*** Data excerpts

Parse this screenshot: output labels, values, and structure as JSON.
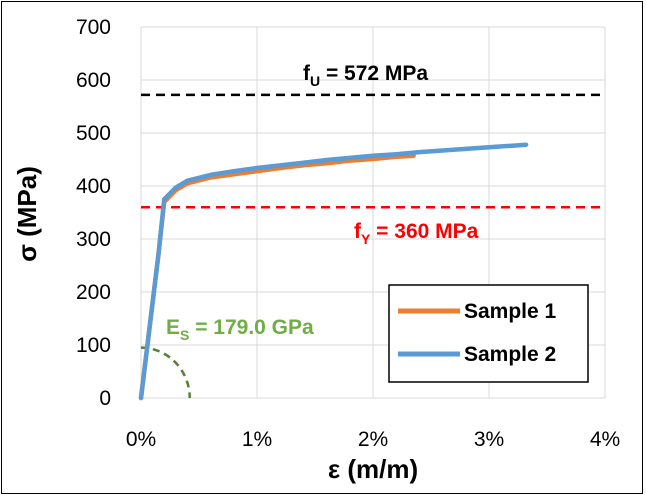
{
  "chart_data": {
    "type": "line",
    "xlabel": "ε (m/m)",
    "ylabel": "σ (MPa)",
    "xlim": [
      0,
      4
    ],
    "ylim": [
      0,
      700
    ],
    "xticks": [
      0,
      1,
      2,
      3,
      4
    ],
    "xtick_labels": [
      "0%",
      "1%",
      "2%",
      "3%",
      "4%"
    ],
    "yticks": [
      0,
      100,
      200,
      300,
      400,
      500,
      600,
      700
    ],
    "ytick_labels": [
      "0",
      "100",
      "200",
      "300",
      "400",
      "500",
      "600",
      "700"
    ],
    "grid": true,
    "legend_position": "bottom-right",
    "series": [
      {
        "name": "Sample 1",
        "color": "#ED7D31",
        "x": [
          0,
          0.05,
          0.1,
          0.15,
          0.2,
          0.3,
          0.4,
          0.6,
          0.8,
          1.0,
          1.2,
          1.4,
          1.6,
          1.8,
          2.0,
          2.2,
          2.35
        ],
        "y": [
          0,
          90,
          180,
          270,
          370,
          392,
          405,
          416,
          422,
          428,
          434,
          439,
          443,
          448,
          451,
          455,
          457
        ]
      },
      {
        "name": "Sample 2",
        "color": "#5B9BD5",
        "x": [
          0,
          0.05,
          0.1,
          0.15,
          0.2,
          0.3,
          0.4,
          0.6,
          0.8,
          1.0,
          1.2,
          1.4,
          1.6,
          1.8,
          2.0,
          2.2,
          2.4,
          2.6,
          2.8,
          3.0,
          3.2,
          3.32
        ],
        "y": [
          0,
          90,
          180,
          270,
          375,
          397,
          410,
          421,
          428,
          434,
          439,
          444,
          449,
          453,
          457,
          460,
          464,
          467,
          470,
          473,
          476,
          478
        ]
      }
    ],
    "reference_lines": [
      {
        "id": "fu",
        "y": 572,
        "color": "#000000"
      },
      {
        "id": "fy",
        "y": 360,
        "color": "#FF0000"
      }
    ],
    "modulus_arc": {
      "color": "#548235",
      "radius_x": 0.42,
      "radius_y": 95
    },
    "annotations": {
      "fu": {
        "prefix": "f",
        "sub": "U",
        "suffix": " = 572 MPa",
        "color": "#000000"
      },
      "fy": {
        "prefix": "f",
        "sub": "Y",
        "suffix": " = 360 MPa",
        "color": "#FF0000"
      },
      "es": {
        "prefix": "E",
        "sub": "S",
        "suffix": " = 179.0 GPa",
        "color": "#70AD47"
      }
    }
  }
}
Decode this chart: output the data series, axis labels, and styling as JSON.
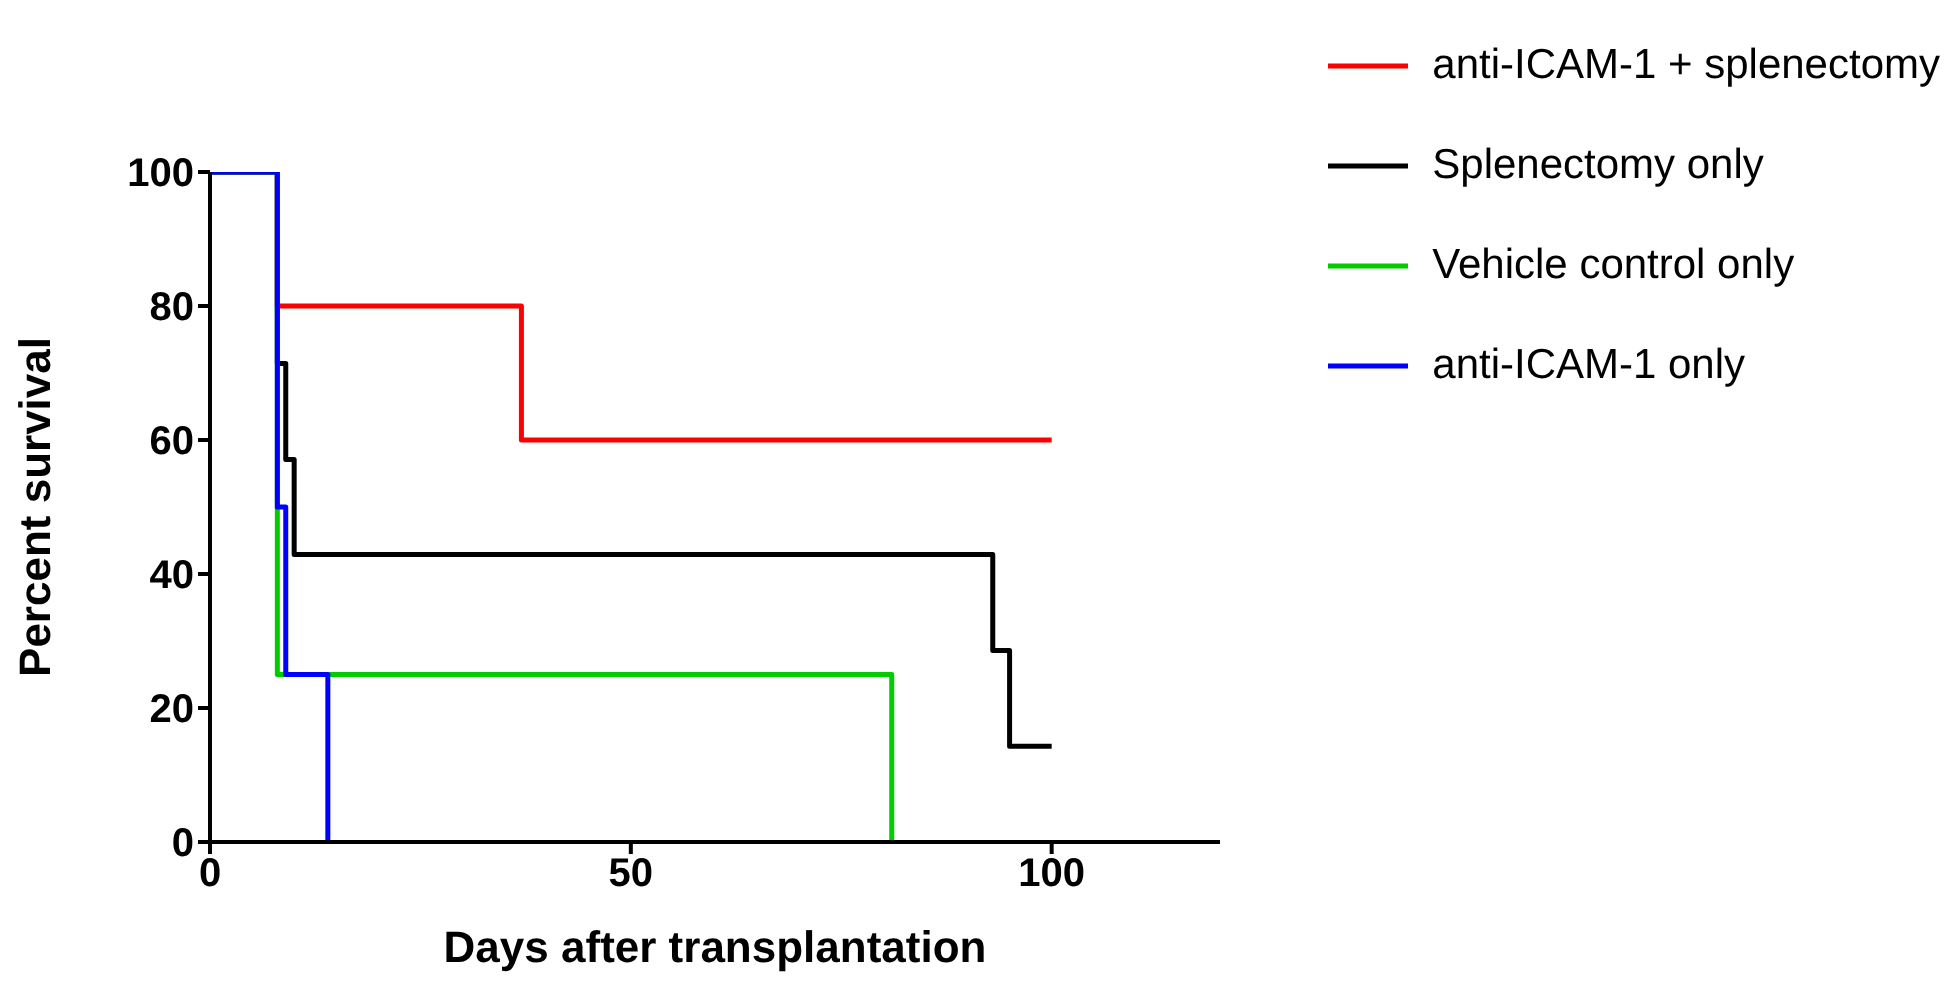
{
  "chart_data": {
    "type": "step",
    "xlabel": "Days after transplantation",
    "ylabel": "Percent survival",
    "xlim": [
      0,
      120
    ],
    "xticks": [
      0,
      50,
      100
    ],
    "ylim": [
      0,
      100
    ],
    "yticks": [
      0,
      20,
      40,
      60,
      80,
      100
    ],
    "legend": "top right",
    "marker": "none",
    "line_style": "solid",
    "series": [
      {
        "name": "anti-ICAM-1 + splenectomy",
        "color": "#ff0000",
        "x": [
          0,
          8,
          37,
          100
        ],
        "values": [
          100,
          80,
          60,
          60
        ]
      },
      {
        "name": "Splenectomy only",
        "color": "#000000",
        "x": [
          0,
          8,
          9,
          10,
          93,
          95,
          100
        ],
        "values": [
          100,
          71.4,
          57.1,
          42.9,
          28.6,
          14.3,
          14.3
        ]
      },
      {
        "name": "Vehicle control only",
        "color": "#00cc00",
        "x": [
          0,
          8,
          81
        ],
        "values": [
          100,
          25,
          0
        ]
      },
      {
        "name": "anti-ICAM-1 only",
        "color": "#0000ff",
        "x": [
          0,
          8,
          9,
          14
        ],
        "values": [
          100,
          50,
          25,
          0
        ]
      }
    ]
  }
}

******

#### The problem:
Output each line exactly; omit every picture.

#### Solution to the exercise:
Parse this screenshot: output labels, values, and structure as JSON.
{
  "chart_data": {
    "type": "line",
    "xlabel": "ε (m/m)",
    "ylabel": "σ (MPa)",
    "xlim": [
      0,
      4
    ],
    "ylim": [
      0,
      700
    ],
    "xticks": [
      0,
      1,
      2,
      3,
      4
    ],
    "xtick_labels": [
      "0%",
      "1%",
      "2%",
      "3%",
      "4%"
    ],
    "yticks": [
      0,
      100,
      200,
      300,
      400,
      500,
      600,
      700
    ],
    "ytick_labels": [
      "0",
      "100",
      "200",
      "300",
      "400",
      "500",
      "600",
      "700"
    ],
    "grid": true,
    "legend_position": "bottom-right",
    "series": [
      {
        "name": "Sample 1",
        "color": "#ED7D31",
        "x": [
          0,
          0.05,
          0.1,
          0.15,
          0.2,
          0.3,
          0.4,
          0.6,
          0.8,
          1.0,
          1.2,
          1.4,
          1.6,
          1.8,
          2.0,
          2.2,
          2.35
        ],
        "y": [
          0,
          90,
          180,
          270,
          370,
          392,
          405,
          416,
          422,
          428,
          434,
          439,
          443,
          448,
          451,
          455,
          457
        ]
      },
      {
        "name": "Sample 2",
        "color": "#5B9BD5",
        "x": [
          0,
          0.05,
          0.1,
          0.15,
          0.2,
          0.3,
          0.4,
          0.6,
          0.8,
          1.0,
          1.2,
          1.4,
          1.6,
          1.8,
          2.0,
          2.2,
          2.4,
          2.6,
          2.8,
          3.0,
          3.2,
          3.32
        ],
        "y": [
          0,
          90,
          180,
          270,
          375,
          397,
          410,
          421,
          428,
          434,
          439,
          444,
          449,
          453,
          457,
          460,
          464,
          467,
          470,
          473,
          476,
          478
        ]
      }
    ],
    "reference_lines": [
      {
        "id": "fu",
        "y": 572,
        "color": "#000000"
      },
      {
        "id": "fy",
        "y": 360,
        "color": "#FF0000"
      }
    ],
    "modulus_arc": {
      "color": "#548235",
      "radius_x": 0.42,
      "radius_y": 95
    },
    "annotations": {
      "fu": {
        "prefix": "f",
        "sub": "U",
        "suffix": " = 572 MPa",
        "color": "#000000"
      },
      "fy": {
        "prefix": "f",
        "sub": "Y",
        "suffix": " = 360 MPa",
        "color": "#FF0000"
      },
      "es": {
        "prefix": "E",
        "sub": "S",
        "suffix": " = 179.0 GPa",
        "color": "#70AD47"
      }
    }
  }
}
Decode this chart: output the data series, axis labels, and styling as JSON.
{
  "chart_data": {
    "type": "step",
    "xlabel": "Days after transplantation",
    "ylabel": "Percent survival",
    "xlim": [
      0,
      120
    ],
    "xticks": [
      0,
      50,
      100
    ],
    "ylim": [
      0,
      100
    ],
    "yticks": [
      0,
      20,
      40,
      60,
      80,
      100
    ],
    "legend": "top right",
    "marker": "none",
    "line_style": "solid",
    "series": [
      {
        "name": "anti-ICAM-1 + splenectomy",
        "color": "#ff0000",
        "x": [
          0,
          8,
          37,
          100
        ],
        "values": [
          100,
          80,
          60,
          60
        ]
      },
      {
        "name": "Splenectomy only",
        "color": "#000000",
        "x": [
          0,
          8,
          9,
          10,
          93,
          95,
          100
        ],
        "values": [
          100,
          71.4,
          57.1,
          42.9,
          28.6,
          14.3,
          14.3
        ]
      },
      {
        "name": "Vehicle control only",
        "color": "#00cc00",
        "x": [
          0,
          8,
          81
        ],
        "values": [
          100,
          25,
          0
        ]
      },
      {
        "name": "anti-ICAM-1 only",
        "color": "#0000ff",
        "x": [
          0,
          8,
          9,
          14
        ],
        "values": [
          100,
          50,
          25,
          0
        ]
      }
    ]
  }
}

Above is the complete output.